> Information supplied:
□ □ □ □ □

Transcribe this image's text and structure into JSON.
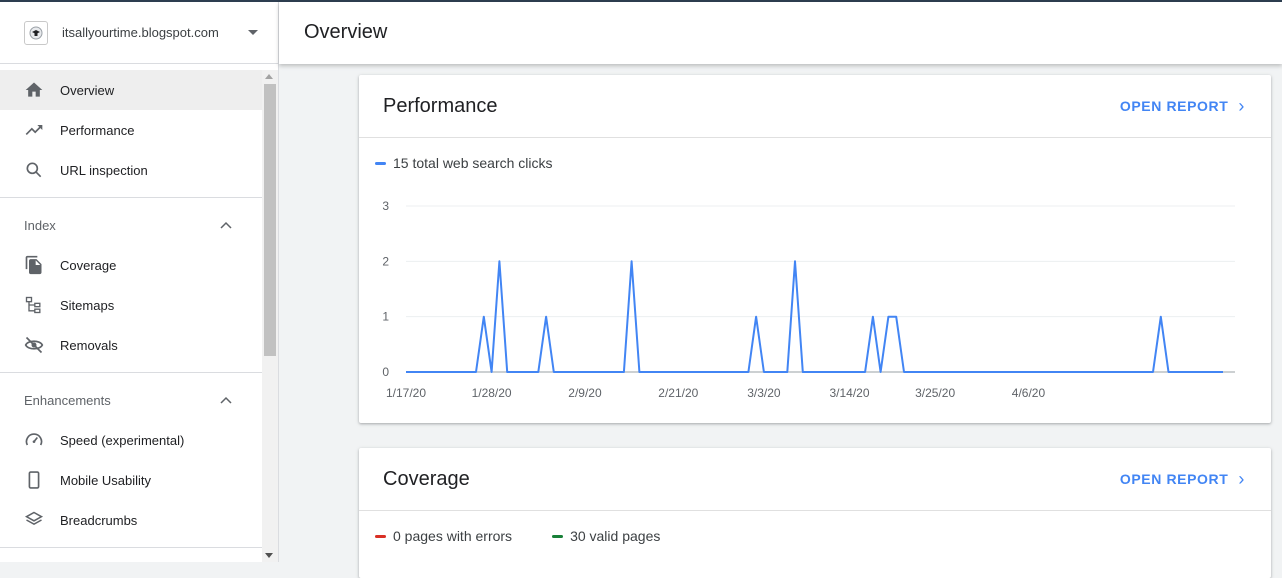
{
  "property": {
    "name": "itsallyourtime.blogspot.com"
  },
  "nav": {
    "top": [
      {
        "label": "Overview",
        "icon": "home-icon",
        "active": true
      },
      {
        "label": "Performance",
        "icon": "trending-up-icon"
      },
      {
        "label": "URL inspection",
        "icon": "search-icon"
      }
    ],
    "index": {
      "title": "Index",
      "items": [
        {
          "label": "Coverage",
          "icon": "coverage-icon"
        },
        {
          "label": "Sitemaps",
          "icon": "sitemap-icon"
        },
        {
          "label": "Removals",
          "icon": "removals-icon"
        }
      ]
    },
    "enhancements": {
      "title": "Enhancements",
      "items": [
        {
          "label": "Speed (experimental)",
          "icon": "speed-icon"
        },
        {
          "label": "Mobile Usability",
          "icon": "mobile-icon"
        },
        {
          "label": "Breadcrumbs",
          "icon": "breadcrumbs-icon"
        }
      ]
    }
  },
  "header": {
    "title": "Overview"
  },
  "performance": {
    "title": "Performance",
    "open_report": "OPEN REPORT",
    "legend": "15 total web search clicks"
  },
  "coverage": {
    "title": "Coverage",
    "open_report": "OPEN REPORT",
    "legend_errors": "0 pages with errors",
    "legend_valid": "30 valid pages"
  },
  "colors": {
    "accent": "#4285f4",
    "series": "#4285f4",
    "errors": "#d93025",
    "valid": "#188038"
  },
  "chart_data": {
    "type": "line",
    "series": [
      {
        "values": [
          0,
          0,
          0,
          0,
          0,
          0,
          0,
          0,
          0,
          0,
          1,
          0,
          2,
          0,
          0,
          0,
          0,
          0,
          1,
          0,
          0,
          0,
          0,
          0,
          0,
          0,
          0,
          0,
          0,
          2,
          0,
          0,
          0,
          0,
          0,
          0,
          0,
          0,
          0,
          0,
          0,
          0,
          0,
          0,
          0,
          1,
          0,
          0,
          0,
          0,
          2,
          0,
          0,
          0,
          0,
          0,
          0,
          0,
          0,
          0,
          1,
          0,
          1,
          1,
          0,
          0,
          0,
          0,
          0,
          0,
          0,
          0,
          0,
          0,
          0,
          0,
          0,
          0,
          0,
          0,
          0,
          0,
          0,
          0,
          0,
          0,
          0,
          0,
          0,
          0,
          0,
          0,
          0,
          0,
          0,
          0,
          0,
          1,
          0,
          0,
          0,
          0,
          0,
          0,
          0,
          0
        ]
      }
    ],
    "x_start": "1/17/20",
    "x_ticks": [
      "1/17/20",
      "1/28/20",
      "2/9/20",
      "2/21/20",
      "3/3/20",
      "3/14/20",
      "3/25/20",
      "4/6/20"
    ],
    "y_ticks": [
      "0",
      "1",
      "2",
      "3"
    ],
    "ylim": [
      0,
      3
    ]
  }
}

□ □ □ □ □

Find the lines above that contain the word "title" and collect them.

      "title": "Index",
      "title": "Enhancements",
    "title": "Overview"
    "title": "Performance",
    "title": "Coverage",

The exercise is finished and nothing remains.